**Stated task a**:
Answer these questions about the Harper Lee article, one per line, marking your answers (i), (ii), and (iii):
(i) On what date did the author die?
(ii) What is the name of the girl whose story the novel tells?
(iii) What is the title of the second novel she released?

Reports says that the legendary author died in her sleep on the morning of February 19, 2016, in her hometown Monroeville, Alabama.

Lee was known for her highly successful novel To Kill a Mockingbird, which was her only published work for nearly half a century. Since its release in July 11, 1960, the best-selling novel immediately became an instant classic of American modern literature.

The novel resembles uniquely to Lee’s experiences as a 10 year old.

The story tells about a 6 year old girl named Jean Louise Finch who exploits her observations about her family. She specifically focuses on observations regarding Atticus Finch, who is her father and the heroic lawyer of the plot, her friend and neighbor who in real life is actually Truman Capote, and the events surrounding a black man who was accused of murder on trial in 1936. Although it is not autobiographical, the events and plots in the novel resemble Lee’s experiences. Lee believed that “a writer should write about what he knows and write truthfully.

The novel depicted the importance of race and class depictions and questioned the morality of such ideas, as well as serious court cases that deal with rape and racial inequality. The novel was also in the center of a controversy as it was removed from classroom readings for its illustration of racial injustice. Although it mostly affected the East coast — such as Richmond, Virginia, and Canadian provinces — the novel became a serious factor that aided the civil rights movement at the time, serving as an object to resolve a peaceful matter from the tensions of racial segregation.

“A writer should write about what he knows and write truthfully.” — Harper Lee

To Kill a Mockingbird was Harper Lee’s only novel for the past half century until last year she released a second controversial novel, Go Set a Watchman, which serves as a sequel to Mockingbird but was originally an earlier draft of it.

**Records for this exercise**:
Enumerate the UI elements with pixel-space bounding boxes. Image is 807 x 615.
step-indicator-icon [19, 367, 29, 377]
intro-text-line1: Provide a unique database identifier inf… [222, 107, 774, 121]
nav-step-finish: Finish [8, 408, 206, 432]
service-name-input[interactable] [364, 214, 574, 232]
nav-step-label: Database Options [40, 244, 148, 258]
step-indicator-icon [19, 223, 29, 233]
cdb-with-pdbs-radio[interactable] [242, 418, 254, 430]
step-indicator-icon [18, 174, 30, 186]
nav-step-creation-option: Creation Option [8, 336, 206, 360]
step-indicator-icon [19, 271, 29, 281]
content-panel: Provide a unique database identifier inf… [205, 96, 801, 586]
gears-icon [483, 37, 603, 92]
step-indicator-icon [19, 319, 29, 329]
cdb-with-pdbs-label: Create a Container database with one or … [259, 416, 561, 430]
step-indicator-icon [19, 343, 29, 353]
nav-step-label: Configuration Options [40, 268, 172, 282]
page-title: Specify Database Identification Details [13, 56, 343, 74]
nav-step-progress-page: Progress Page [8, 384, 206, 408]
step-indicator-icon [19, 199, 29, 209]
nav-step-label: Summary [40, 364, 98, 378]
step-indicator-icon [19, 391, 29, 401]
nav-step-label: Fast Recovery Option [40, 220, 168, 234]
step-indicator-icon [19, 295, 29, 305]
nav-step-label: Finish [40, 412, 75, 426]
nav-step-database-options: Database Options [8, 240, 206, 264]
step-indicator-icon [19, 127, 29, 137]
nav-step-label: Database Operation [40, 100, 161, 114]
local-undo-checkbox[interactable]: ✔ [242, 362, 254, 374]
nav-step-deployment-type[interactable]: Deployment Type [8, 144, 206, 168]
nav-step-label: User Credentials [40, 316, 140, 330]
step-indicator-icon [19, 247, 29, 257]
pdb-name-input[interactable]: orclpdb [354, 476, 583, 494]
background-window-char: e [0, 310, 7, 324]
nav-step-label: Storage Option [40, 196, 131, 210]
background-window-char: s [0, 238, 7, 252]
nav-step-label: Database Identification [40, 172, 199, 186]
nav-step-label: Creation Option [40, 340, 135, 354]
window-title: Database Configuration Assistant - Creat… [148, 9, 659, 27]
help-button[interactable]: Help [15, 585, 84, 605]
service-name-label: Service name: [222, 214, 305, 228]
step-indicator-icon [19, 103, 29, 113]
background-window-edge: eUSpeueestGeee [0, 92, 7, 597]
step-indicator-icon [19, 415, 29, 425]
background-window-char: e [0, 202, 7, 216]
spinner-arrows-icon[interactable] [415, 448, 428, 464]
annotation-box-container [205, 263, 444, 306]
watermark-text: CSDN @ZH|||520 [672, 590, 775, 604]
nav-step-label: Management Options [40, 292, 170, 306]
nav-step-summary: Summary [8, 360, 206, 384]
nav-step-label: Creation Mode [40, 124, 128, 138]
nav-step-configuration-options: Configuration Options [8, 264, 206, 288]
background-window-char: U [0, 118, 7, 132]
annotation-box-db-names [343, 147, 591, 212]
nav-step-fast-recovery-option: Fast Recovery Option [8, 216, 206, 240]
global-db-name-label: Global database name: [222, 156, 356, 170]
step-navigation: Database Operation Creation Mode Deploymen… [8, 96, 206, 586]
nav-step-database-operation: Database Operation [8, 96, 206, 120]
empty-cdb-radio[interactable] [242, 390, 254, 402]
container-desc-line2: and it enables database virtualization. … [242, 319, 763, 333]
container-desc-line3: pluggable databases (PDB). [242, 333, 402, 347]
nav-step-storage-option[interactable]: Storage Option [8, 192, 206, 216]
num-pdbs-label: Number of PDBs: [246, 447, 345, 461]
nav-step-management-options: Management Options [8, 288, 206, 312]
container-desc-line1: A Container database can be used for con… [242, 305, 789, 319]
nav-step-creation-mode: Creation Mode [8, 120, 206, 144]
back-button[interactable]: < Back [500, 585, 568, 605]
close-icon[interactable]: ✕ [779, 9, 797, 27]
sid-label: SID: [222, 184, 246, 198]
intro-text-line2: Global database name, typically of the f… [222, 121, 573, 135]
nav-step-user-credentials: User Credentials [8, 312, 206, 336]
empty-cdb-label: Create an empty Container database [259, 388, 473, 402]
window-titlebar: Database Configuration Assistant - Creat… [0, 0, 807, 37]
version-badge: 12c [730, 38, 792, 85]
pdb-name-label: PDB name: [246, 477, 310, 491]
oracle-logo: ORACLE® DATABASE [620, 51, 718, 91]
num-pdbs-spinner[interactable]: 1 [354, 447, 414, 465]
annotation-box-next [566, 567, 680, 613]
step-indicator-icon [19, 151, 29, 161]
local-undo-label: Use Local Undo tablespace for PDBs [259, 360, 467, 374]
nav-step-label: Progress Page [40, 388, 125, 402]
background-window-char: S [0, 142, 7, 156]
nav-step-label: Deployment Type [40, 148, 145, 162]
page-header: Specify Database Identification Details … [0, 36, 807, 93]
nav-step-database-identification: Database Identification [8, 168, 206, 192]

**Stated task b**:
Recast the entries as a Markdown table with the columns Number and Entry line, covering only the part that runs from the first line of the entries through the line containing "step-indicator-icon [19, 319, 29, 329]". Leave out blank lines.

**Written response a**:
(i) February 19, 2016
(ii) Jean Louise Finch
(iii) Go Set a Watchman

**Written response b**:
| Number | Entry line |
|---|---|
| 1 | Enumerate the UI elements with pixel-space bounding boxes. Image is 807 x 615. |
| 2 | step-indicator-icon [19, 367, 29, 377] |
| 3 | intro-text-line1: Provide a unique database identifier inf… [222, 107, 774, 121] |
| 4 | nav-step-finish: Finish [8, 408, 206, 432] |
| 5 | service-name-input[interactable] [364, 214, 574, 232] |
| 6 | nav-step-label: Database Options [40, 244, 148, 258] |
| 7 | step-indicator-icon [19, 223, 29, 233] |
| 8 | cdb-with-pdbs-radio[interactable] [242, 418, 254, 430] |
| 9 | step-indicator-icon [18, 174, 30, 186] |
| 10 | nav-step-creation-option: Creation Option [8, 336, 206, 360] |
| 11 | step-indicator-icon [19, 271, 29, 281] |
| 12 | content-panel: Provide a unique database identifier inf… [205, 96, 801, 586] |
| 13 | gears-icon [483, 37, 603, 92] |
| 14 | step-indicator-icon [19, 319, 29, 329] |